Record excerpts:

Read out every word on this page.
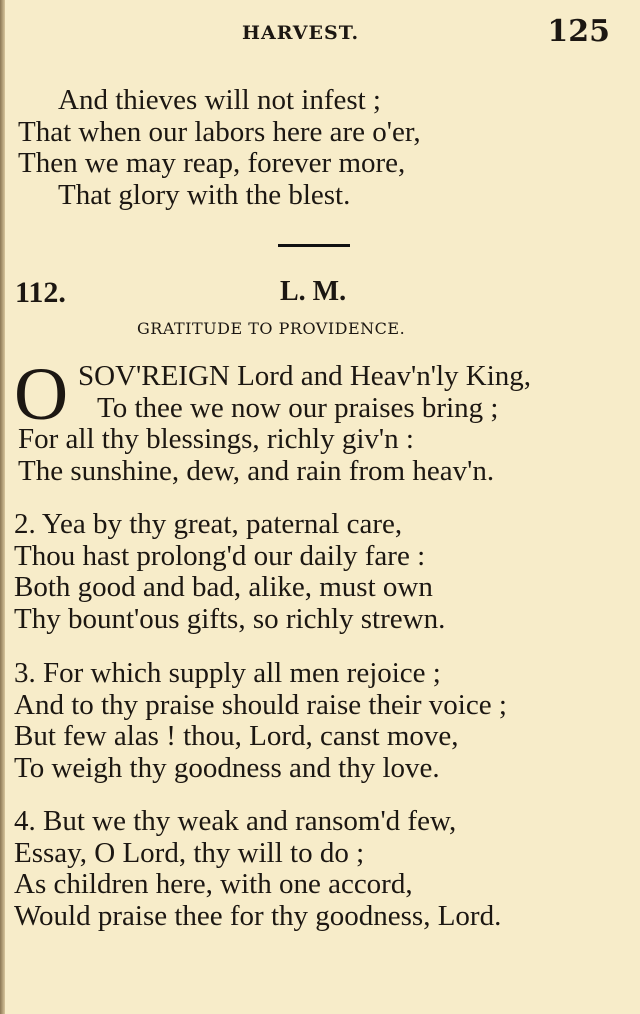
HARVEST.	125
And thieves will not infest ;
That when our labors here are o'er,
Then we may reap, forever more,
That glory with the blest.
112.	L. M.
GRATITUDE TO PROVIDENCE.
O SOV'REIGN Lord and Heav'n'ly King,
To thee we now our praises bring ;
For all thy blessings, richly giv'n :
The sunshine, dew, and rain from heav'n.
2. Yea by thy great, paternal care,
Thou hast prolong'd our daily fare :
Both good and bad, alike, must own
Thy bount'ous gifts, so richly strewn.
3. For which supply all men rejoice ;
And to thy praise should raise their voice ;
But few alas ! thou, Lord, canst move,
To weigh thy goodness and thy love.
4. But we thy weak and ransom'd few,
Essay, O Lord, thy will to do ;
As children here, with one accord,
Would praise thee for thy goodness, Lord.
---
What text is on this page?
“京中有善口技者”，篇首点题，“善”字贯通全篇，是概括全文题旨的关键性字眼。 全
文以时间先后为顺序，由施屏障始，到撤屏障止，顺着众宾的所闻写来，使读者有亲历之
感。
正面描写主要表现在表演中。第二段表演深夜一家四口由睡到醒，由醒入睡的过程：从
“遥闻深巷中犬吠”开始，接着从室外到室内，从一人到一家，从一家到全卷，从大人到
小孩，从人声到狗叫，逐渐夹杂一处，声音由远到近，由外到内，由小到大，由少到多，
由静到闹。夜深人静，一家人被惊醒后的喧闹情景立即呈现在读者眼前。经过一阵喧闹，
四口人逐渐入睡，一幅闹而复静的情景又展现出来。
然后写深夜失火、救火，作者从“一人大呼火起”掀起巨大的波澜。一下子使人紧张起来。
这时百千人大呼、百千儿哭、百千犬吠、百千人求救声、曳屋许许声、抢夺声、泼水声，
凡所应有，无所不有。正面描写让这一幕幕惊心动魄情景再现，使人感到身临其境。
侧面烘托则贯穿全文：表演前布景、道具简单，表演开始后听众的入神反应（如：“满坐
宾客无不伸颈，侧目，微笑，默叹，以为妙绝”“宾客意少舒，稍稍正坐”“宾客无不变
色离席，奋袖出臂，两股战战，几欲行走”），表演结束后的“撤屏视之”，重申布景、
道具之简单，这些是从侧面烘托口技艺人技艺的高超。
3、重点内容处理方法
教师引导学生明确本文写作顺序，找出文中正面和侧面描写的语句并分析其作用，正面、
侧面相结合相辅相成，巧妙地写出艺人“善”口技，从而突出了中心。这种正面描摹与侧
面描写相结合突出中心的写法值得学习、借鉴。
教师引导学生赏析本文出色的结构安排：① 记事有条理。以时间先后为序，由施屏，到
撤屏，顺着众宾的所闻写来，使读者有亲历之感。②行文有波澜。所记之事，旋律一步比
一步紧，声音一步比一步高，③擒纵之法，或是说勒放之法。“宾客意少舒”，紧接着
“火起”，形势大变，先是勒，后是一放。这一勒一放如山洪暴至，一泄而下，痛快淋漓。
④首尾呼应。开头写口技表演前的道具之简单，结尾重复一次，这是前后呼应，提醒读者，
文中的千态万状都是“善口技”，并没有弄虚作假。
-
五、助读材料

Task details: List all lines from the entries that include the word "thee".

Expected answer:
To thee we now our praises bring ;
Would praise thee for thy goodness, Lord.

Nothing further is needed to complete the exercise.